→ Passage shown
==================================================

While the iPod was always a relatively successful product, it took a while to really take off. According to Apple's own sales figures the iPod took a year and a half to sell its millionth iPod in May of 2003. By the end of 2004 the company had sold over 5 million iPods.
A large part of that jump in popularity can be attributed to the launch of the iTunes Music Store in 2003. When the service was launched, music piracy was rampant thanks to services like the original peer-to-peer file sharing software called Napster, and the music labels were actively hostile to the idea of putting music online. While the initial service drew criticism for some of the compromises it made (its reliance on DRM to satisfy record labels was a particularly large target) it quickly became the most popular online music service and sold its first million songs in less than a week. Even more impressively it hit these numbers before iTunes was even available on Windows. By last year the iTunes store had served up more than 10 billion music downloads.
While the iTunes store brought Apple a healthy chunk of change, the iTunes Store was really a strategy to sell iPods. This strategy seems to have been moderately successful. To date, according Apple's own quarterly sales figures, the company has sold more than 300 million iPods.
Expanding the Family
Those numbers include more than just the iPod Classic. Over the years, the iPod stopped being a single device and started to be the core of a family of Apple music players and other digital devices. At first the iPod was the solid center of the iPod product line with the smaller Mini, Nano, and Shuffle lines seeming more like cheaper bare-bones alternatives to the original iPod.

==================================================

→ Explore the material
A. In the iPod history, take the stretch from "While the iTunes" through "the original iPod." and switch "strategy" to "plan" everywhere in it.
B. Resume the iPod history from its last sentence and keep writing.
The lines that come next are a separate set of material.

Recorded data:
==================================================

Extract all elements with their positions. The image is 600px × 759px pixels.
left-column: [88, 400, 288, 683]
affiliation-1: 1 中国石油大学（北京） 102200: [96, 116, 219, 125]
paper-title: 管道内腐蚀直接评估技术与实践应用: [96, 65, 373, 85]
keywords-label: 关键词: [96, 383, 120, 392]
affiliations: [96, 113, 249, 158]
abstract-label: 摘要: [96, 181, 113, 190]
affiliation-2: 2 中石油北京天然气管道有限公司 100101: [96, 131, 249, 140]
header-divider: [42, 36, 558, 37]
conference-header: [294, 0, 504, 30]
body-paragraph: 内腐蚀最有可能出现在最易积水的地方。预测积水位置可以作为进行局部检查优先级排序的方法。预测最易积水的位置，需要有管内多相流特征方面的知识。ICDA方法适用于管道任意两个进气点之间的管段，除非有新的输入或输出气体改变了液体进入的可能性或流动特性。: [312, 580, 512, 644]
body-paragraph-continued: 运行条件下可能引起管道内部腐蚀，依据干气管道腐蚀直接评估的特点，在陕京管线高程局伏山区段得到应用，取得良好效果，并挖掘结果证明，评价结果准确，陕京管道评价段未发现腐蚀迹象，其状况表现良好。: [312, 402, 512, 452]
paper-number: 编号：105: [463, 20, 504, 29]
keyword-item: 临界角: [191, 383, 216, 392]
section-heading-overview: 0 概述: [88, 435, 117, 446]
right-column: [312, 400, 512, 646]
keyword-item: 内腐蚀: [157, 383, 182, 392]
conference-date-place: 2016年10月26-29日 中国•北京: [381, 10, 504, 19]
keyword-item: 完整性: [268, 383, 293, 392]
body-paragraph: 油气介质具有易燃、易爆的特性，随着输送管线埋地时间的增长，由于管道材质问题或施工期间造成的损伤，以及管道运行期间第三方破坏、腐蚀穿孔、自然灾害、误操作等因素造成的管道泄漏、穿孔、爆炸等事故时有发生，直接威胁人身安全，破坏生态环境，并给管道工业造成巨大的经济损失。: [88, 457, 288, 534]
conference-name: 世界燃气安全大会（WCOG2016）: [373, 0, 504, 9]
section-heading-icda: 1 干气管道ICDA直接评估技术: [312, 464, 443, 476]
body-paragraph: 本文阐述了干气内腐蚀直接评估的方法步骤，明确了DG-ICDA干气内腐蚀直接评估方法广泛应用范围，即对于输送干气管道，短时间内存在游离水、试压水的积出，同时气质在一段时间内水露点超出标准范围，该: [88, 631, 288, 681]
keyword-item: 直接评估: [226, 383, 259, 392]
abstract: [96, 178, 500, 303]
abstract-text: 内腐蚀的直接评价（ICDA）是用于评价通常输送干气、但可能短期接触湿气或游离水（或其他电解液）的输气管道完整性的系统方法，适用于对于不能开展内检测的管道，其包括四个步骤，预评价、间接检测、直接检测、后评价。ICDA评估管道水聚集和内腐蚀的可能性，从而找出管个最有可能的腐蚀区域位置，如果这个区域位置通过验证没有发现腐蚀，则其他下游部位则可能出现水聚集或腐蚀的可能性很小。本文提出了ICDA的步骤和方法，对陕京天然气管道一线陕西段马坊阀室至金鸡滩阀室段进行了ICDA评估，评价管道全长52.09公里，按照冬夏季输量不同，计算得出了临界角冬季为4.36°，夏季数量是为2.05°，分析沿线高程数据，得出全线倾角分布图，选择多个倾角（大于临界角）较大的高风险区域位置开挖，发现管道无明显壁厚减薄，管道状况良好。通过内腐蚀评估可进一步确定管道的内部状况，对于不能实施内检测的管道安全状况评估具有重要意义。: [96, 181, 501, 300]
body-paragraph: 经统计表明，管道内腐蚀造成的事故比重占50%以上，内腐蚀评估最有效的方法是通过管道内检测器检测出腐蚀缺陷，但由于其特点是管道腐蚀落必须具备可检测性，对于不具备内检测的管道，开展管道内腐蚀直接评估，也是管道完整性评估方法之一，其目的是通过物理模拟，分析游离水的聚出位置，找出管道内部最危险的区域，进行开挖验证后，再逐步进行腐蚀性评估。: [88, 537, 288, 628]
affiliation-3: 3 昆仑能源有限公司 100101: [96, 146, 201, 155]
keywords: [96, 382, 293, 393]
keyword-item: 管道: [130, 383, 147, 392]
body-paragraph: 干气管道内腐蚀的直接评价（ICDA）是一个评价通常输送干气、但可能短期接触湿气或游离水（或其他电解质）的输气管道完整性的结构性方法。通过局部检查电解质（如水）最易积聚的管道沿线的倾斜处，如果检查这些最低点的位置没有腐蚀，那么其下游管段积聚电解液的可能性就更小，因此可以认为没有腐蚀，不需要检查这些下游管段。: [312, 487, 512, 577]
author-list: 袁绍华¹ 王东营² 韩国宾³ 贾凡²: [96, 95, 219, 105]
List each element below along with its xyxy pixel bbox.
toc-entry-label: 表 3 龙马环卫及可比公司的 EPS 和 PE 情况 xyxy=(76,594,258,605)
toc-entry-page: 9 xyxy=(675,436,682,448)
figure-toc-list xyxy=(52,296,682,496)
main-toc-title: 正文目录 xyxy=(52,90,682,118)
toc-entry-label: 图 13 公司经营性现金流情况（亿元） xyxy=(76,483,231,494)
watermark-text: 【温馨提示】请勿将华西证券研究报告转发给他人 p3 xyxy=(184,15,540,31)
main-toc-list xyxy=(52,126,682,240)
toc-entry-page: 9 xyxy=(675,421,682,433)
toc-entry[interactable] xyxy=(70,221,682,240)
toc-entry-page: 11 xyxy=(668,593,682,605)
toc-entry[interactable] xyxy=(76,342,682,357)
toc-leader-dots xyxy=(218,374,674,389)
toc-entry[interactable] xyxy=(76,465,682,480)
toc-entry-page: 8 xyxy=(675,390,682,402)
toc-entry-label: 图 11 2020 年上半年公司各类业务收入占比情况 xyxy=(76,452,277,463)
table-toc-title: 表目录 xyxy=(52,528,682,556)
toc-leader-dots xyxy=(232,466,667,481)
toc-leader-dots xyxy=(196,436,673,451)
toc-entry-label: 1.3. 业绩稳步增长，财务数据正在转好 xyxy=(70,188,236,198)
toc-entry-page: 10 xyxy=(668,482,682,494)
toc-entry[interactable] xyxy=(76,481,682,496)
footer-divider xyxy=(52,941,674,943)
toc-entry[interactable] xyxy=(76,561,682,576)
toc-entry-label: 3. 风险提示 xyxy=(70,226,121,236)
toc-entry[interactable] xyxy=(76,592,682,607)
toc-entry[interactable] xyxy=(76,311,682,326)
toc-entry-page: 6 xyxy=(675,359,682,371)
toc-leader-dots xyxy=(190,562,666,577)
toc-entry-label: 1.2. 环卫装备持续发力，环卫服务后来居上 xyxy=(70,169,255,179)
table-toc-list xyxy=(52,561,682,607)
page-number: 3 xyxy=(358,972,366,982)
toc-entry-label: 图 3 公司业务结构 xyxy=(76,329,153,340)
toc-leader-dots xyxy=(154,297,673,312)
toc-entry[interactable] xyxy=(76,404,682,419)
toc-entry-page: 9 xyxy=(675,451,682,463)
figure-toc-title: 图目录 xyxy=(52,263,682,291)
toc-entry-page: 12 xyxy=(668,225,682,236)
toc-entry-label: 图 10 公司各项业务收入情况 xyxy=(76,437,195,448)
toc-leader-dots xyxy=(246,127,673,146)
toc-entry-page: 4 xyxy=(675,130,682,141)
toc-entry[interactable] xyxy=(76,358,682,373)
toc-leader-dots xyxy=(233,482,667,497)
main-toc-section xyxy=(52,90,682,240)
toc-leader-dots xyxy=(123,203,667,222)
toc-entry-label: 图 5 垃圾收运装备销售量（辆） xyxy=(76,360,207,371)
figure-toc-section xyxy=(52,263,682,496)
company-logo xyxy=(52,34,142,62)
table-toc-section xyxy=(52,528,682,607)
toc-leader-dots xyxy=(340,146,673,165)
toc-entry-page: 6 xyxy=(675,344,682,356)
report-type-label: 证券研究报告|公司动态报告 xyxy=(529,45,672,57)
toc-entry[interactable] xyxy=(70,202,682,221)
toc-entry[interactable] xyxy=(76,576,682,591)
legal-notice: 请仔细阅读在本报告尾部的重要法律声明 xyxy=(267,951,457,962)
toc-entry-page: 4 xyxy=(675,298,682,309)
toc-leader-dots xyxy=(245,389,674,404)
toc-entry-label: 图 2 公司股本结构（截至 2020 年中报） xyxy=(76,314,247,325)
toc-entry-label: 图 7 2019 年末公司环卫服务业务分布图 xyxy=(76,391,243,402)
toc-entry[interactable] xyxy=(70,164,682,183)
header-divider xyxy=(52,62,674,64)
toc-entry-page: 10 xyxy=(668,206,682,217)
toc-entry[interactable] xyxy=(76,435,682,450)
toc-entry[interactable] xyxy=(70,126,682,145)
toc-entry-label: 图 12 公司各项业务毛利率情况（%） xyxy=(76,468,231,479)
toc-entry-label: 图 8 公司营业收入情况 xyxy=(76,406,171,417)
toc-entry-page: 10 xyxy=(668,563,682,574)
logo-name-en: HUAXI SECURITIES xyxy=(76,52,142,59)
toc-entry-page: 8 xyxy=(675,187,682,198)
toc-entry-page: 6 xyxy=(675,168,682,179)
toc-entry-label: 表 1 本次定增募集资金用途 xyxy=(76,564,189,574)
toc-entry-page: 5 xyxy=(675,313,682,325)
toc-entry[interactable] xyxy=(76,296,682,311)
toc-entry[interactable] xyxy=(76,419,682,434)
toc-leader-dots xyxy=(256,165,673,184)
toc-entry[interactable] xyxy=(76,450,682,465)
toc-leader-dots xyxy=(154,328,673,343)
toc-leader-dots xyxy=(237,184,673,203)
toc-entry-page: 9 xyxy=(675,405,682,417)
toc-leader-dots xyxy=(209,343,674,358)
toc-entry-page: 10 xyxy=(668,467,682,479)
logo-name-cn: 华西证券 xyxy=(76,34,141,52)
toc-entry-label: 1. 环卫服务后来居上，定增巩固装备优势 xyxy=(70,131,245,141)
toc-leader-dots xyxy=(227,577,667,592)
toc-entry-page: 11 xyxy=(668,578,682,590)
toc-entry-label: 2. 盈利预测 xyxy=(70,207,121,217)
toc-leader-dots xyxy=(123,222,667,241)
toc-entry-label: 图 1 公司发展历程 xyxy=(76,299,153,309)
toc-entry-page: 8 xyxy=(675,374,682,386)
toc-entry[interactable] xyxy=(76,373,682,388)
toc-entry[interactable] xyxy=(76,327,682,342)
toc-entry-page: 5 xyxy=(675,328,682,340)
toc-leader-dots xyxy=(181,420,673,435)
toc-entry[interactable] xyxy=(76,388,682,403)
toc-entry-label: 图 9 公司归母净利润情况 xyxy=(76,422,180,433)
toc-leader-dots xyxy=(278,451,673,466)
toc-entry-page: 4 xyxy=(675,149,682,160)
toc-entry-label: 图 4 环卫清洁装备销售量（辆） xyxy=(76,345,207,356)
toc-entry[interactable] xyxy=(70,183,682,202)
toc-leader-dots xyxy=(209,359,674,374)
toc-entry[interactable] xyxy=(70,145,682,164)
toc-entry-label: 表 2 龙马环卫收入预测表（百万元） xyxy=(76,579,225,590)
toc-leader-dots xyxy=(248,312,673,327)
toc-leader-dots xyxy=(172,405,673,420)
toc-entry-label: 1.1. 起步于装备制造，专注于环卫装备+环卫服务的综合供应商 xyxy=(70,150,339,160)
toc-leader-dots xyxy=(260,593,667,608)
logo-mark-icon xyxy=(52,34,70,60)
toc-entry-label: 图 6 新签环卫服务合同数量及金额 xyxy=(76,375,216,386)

==================================================

→ Written answers
A.
While the iTunes store brought Apple a healthy chunk of change, the iTunes Store was really a plan to sell iPods. This plan seems to have been moderately successful. To date, according Apple's own quarterly sales figures, the company has sold more than 300 million iPods.
Expanding the Family
Those numbers include more than just the iPod Classic. Over the years, the iPod stopped being a single device and started to be the core of a family of Apple music players and other digital devices. At first the iPod was the solid center of the iPod product line with the smaller Mini, Nano, and Shuffle lines seeming more like cheaper bare-bones alternatives to the original iPod.

B.
Apple continued to upgrade the iPod over the years and it gained features such as a color screen and video playback and for a while it seemed like the iPod would always be Apple's flagship gadget. But then the iPhone arrived in 2007.
The practically button-less touchscreen phone soon became the standard for the design of most iDevices. Apple introduced the iPod Touch the next year for those who wanted the sleek new interface without the AT&T contract. The interface made its way to the iPad (largely derided at launch as just a big iPod Touch) and even to a tiny one-inch screen on the newest generation of iPod Nano. The iPod Classic hung around for those who wanted a dedicated music player but Apple had finally released a device that would outshine the classic MP3 player.
In recent years, the iPod Classic's sales numbers have dropped off as younger, sexier Apple gadgets, such as the iPhone and iPad, have become more popular. As more consumers put their music on their phones and tablets, or even stream it using services such as Spotify, the iPod seems increasingly out-dated.
Still, the iPod Classic moves enough units to hold its place in the iDevice line. But Apple's interest in the device has waned--in fact, Apple hasn't even refreshed the iPod Classic's hardware since September 2009, which is basically an eternity for an Apple product.
Beginning of the End
The beginning of the end for the iPod Classic was the rise of flash storage. For years, the iPod Classic banked on a huge physical hard drive that allowed users to store massive amounts of content. Soon, however, flash storage will change that.
Experts say the real turning point will come when Apple is able to release a 128GB iPod Touch. The 128GB threshold is enough space for Apple to court most customers, even those who have a lot of music. If Apple expands the storage space of the Touch to over 100GB at next week's press event, the iPod Classic's 10-year-reign as the world's most popular MP3 player will probably be over.
But, even if the iconic iPod Classic dies, you'll still be able to see its influence in the tech DNA of almost every device Apple sells.